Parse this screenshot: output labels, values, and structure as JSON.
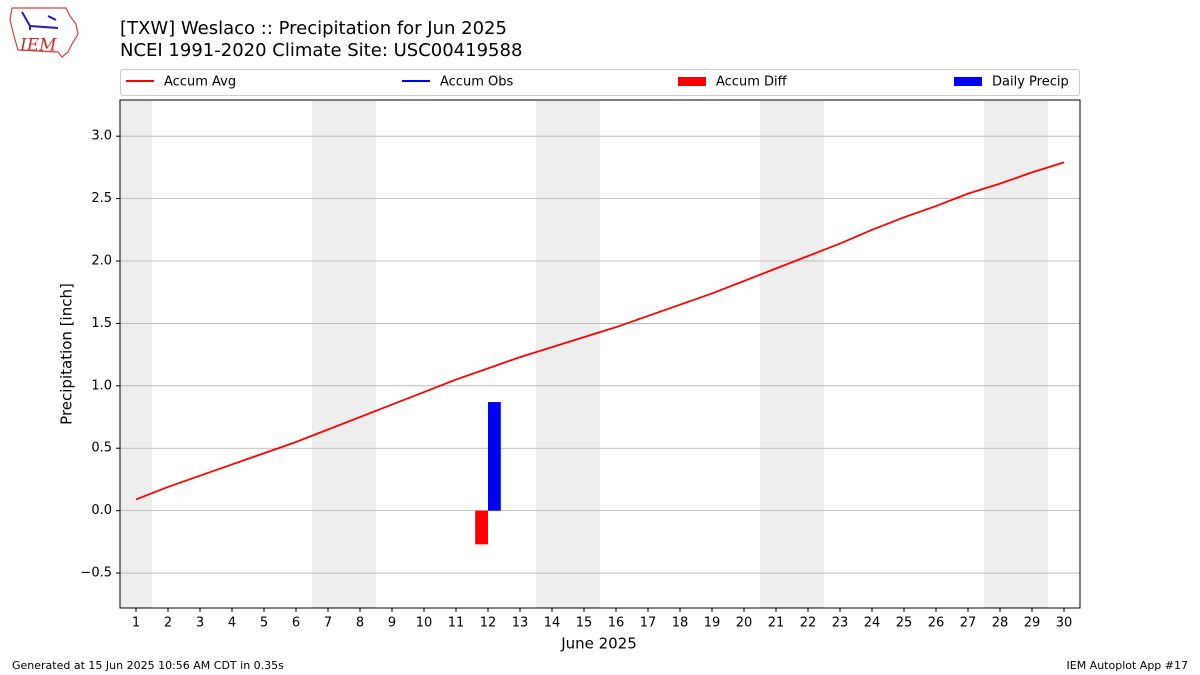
{
  "logo": "IEM",
  "footer_left": "Generated at 15 Jun 2025 10:56 AM CDT in 0.35s",
  "footer_right": "IEM Autoplot App #17",
  "chart_data": {
    "type": "line",
    "title": "[TXW] Weslaco :: Precipitation for Jun 2025",
    "subtitle": "NCEI 1991-2020 Climate Site: USC00419588",
    "x_label": "June 2025",
    "y_label": "Precipitation [inch]",
    "x": [
      1,
      2,
      3,
      4,
      5,
      6,
      7,
      8,
      9,
      10,
      11,
      12,
      13,
      14,
      15,
      16,
      17,
      18,
      19,
      20,
      21,
      22,
      23,
      24,
      25,
      26,
      27,
      28,
      29,
      30
    ],
    "series": [
      {
        "name": "Accum Avg",
        "color": "#ff0000",
        "kind": "line",
        "values": [
          0.09,
          0.19,
          0.28,
          0.37,
          0.46,
          0.55,
          0.65,
          0.75,
          0.85,
          0.95,
          1.05,
          1.14,
          1.23,
          1.31,
          1.39,
          1.47,
          1.56,
          1.65,
          1.74,
          1.84,
          1.94,
          2.04,
          2.14,
          2.25,
          2.35,
          2.44,
          2.54,
          2.62,
          2.71,
          2.79
        ]
      },
      {
        "name": "Accum Obs",
        "color": "#0000ff",
        "kind": "line",
        "values": [
          null,
          null,
          null,
          null,
          null,
          null,
          null,
          null,
          null,
          null,
          null,
          null,
          null,
          null,
          null,
          null,
          null,
          null,
          null,
          null,
          null,
          null,
          null,
          null,
          null,
          null,
          null,
          null,
          null,
          null
        ]
      },
      {
        "name": "Accum Diff",
        "color": "#ff0000",
        "kind": "bar",
        "offset": -0.2,
        "values": [
          null,
          null,
          null,
          null,
          null,
          null,
          null,
          null,
          null,
          null,
          null,
          -0.27,
          null,
          null,
          null,
          null,
          null,
          null,
          null,
          null,
          null,
          null,
          null,
          null,
          null,
          null,
          null,
          null,
          null,
          null
        ]
      },
      {
        "name": "Daily Precip",
        "color": "#0000ff",
        "kind": "bar",
        "offset": 0.2,
        "values": [
          null,
          null,
          null,
          null,
          null,
          null,
          null,
          null,
          null,
          null,
          null,
          0.87,
          null,
          null,
          null,
          null,
          null,
          null,
          null,
          null,
          null,
          null,
          null,
          null,
          null,
          null,
          null,
          null,
          null,
          null
        ]
      }
    ],
    "bar_width": 0.4,
    "shading": [
      [
        0.5,
        1.5
      ],
      [
        6.5,
        8.5
      ],
      [
        13.5,
        15.5
      ],
      [
        20.5,
        22.5
      ],
      [
        27.5,
        29.5
      ]
    ],
    "shading_color": "#eeeeee",
    "xlim": [
      0.5,
      30.5
    ],
    "ylim": [
      -0.78,
      3.29
    ],
    "xticks": [
      1,
      2,
      3,
      4,
      5,
      6,
      7,
      8,
      9,
      10,
      11,
      12,
      13,
      14,
      15,
      16,
      17,
      18,
      19,
      20,
      21,
      22,
      23,
      24,
      25,
      26,
      27,
      28,
      29,
      30
    ],
    "yticks": [
      {
        "value": -0.5,
        "label": "−0.5"
      },
      {
        "value": 0,
        "label": "0.0"
      },
      {
        "value": 0.5,
        "label": "0.5"
      },
      {
        "value": 1,
        "label": "1.0"
      },
      {
        "value": 1.5,
        "label": "1.5"
      },
      {
        "value": 2,
        "label": "2.0"
      },
      {
        "value": 2.5,
        "label": "2.5"
      },
      {
        "value": 3,
        "label": "3.0"
      }
    ],
    "grid": true,
    "legend": "top"
  }
}
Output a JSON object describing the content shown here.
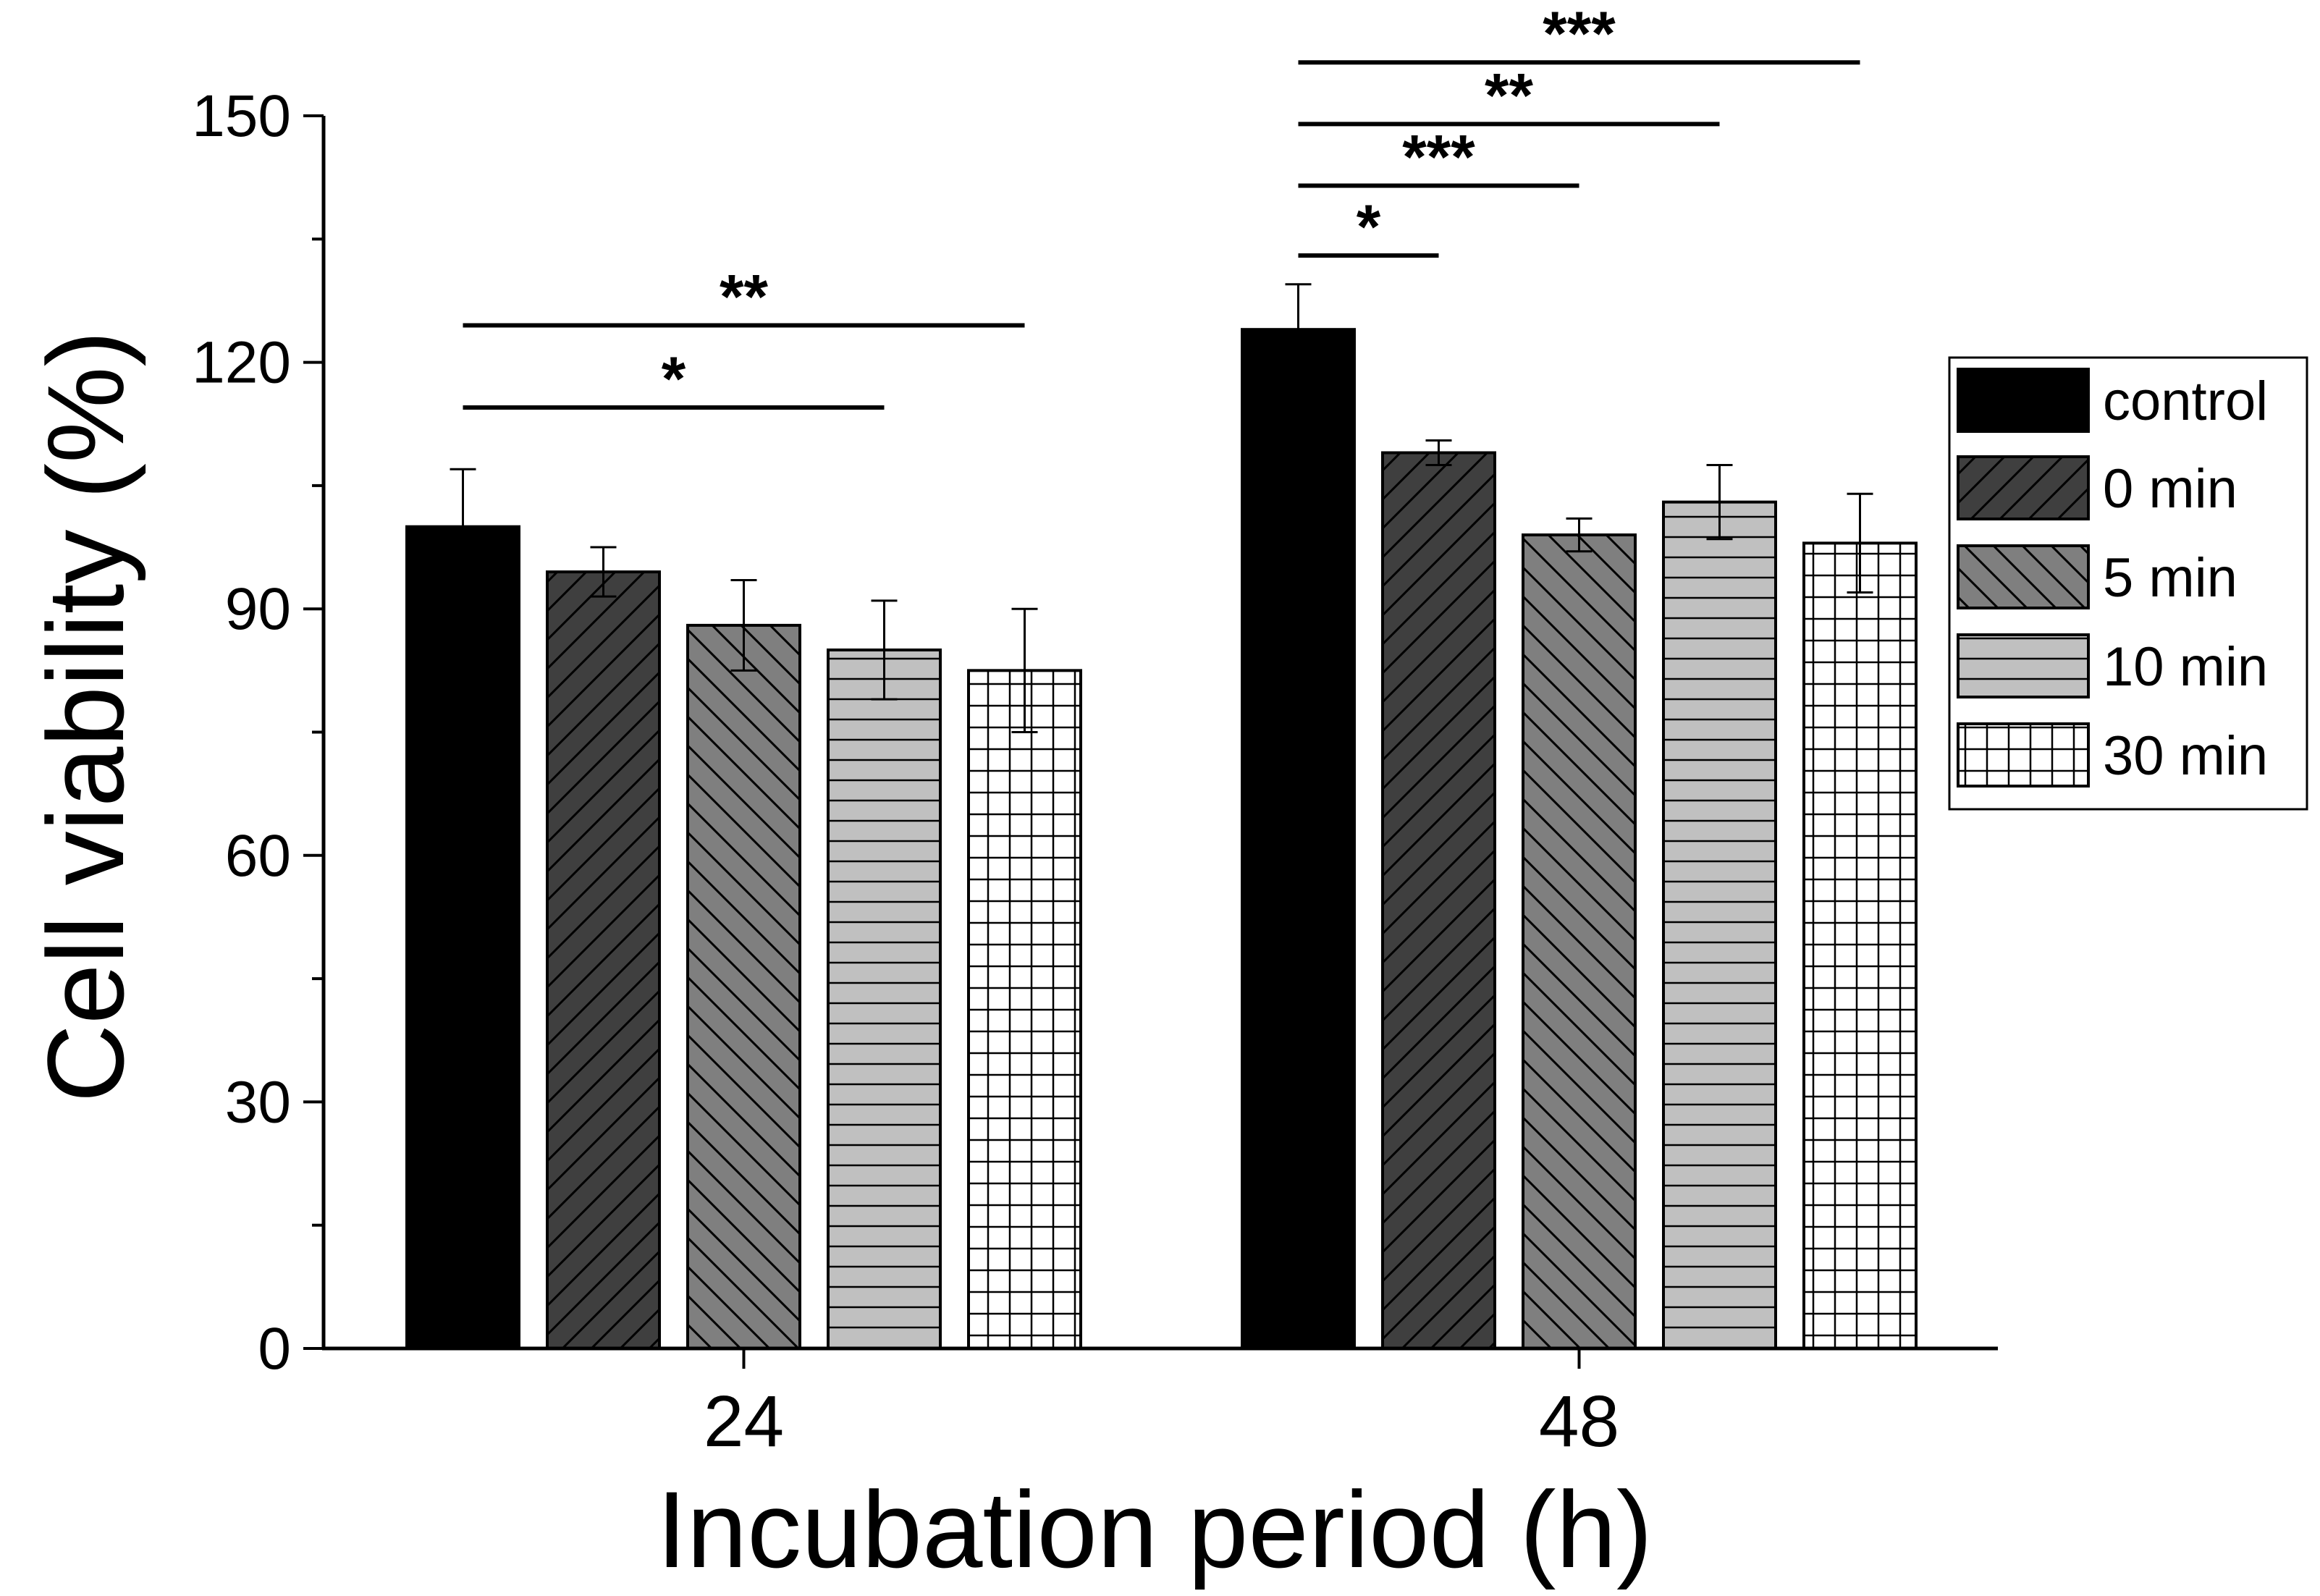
{
  "chart_data": {
    "type": "bar",
    "title": "",
    "xlabel": "Incubation period (h)",
    "ylabel": "Cell viability (%)",
    "categories": [
      "24",
      "48"
    ],
    "ylim": [
      0,
      150
    ],
    "yticks": [
      "0",
      "30",
      "60",
      "90",
      "120",
      "150"
    ],
    "grid": false,
    "legend_position": "right",
    "series": [
      {
        "name": "control",
        "values": [
          100,
          124
        ],
        "errors": [
          7,
          5.5
        ],
        "fill": "#000000",
        "pattern": "solid"
      },
      {
        "name": "0 min",
        "values": [
          94.5,
          109
        ],
        "errors": [
          3,
          1.5
        ],
        "fill": "#3f3f3f",
        "pattern": "diagonal-up"
      },
      {
        "name": "5 min",
        "values": [
          88,
          99
        ],
        "errors": [
          5.5,
          2
        ],
        "fill": "#7f7f7f",
        "pattern": "diagonal-down"
      },
      {
        "name": "10 min",
        "values": [
          85,
          103
        ],
        "errors": [
          6,
          4.5
        ],
        "fill": "#c0c0c0",
        "pattern": "horizontal"
      },
      {
        "name": "30 min",
        "values": [
          82.5,
          98
        ],
        "errors": [
          7.5,
          6
        ],
        "fill": "#ffffff",
        "pattern": "grid"
      }
    ],
    "significance": [
      {
        "category": "24",
        "from_series": 0,
        "to_series": 3,
        "label": "*",
        "y": 114.5
      },
      {
        "category": "24",
        "from_series": 0,
        "to_series": 4,
        "label": "**",
        "y": 124.5
      },
      {
        "category": "48",
        "from_series": 0,
        "to_series": 1,
        "label": "*",
        "y": 133
      },
      {
        "category": "48",
        "from_series": 0,
        "to_series": 2,
        "label": "***",
        "y": 141.5
      },
      {
        "category": "48",
        "from_series": 0,
        "to_series": 3,
        "label": "**",
        "y": 149
      },
      {
        "category": "48",
        "from_series": 0,
        "to_series": 4,
        "label": "***",
        "y": 156.5
      }
    ]
  }
}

********************

§ **Requirements**: Copy every line of the listing that contains the word "pattern".

§ **Output for this exercise**:
        "pattern": "solid"
        "pattern": "diagonal-up"
        "pattern": "diagonal-down"
        "pattern": "horizontal"
        "pattern": "grid"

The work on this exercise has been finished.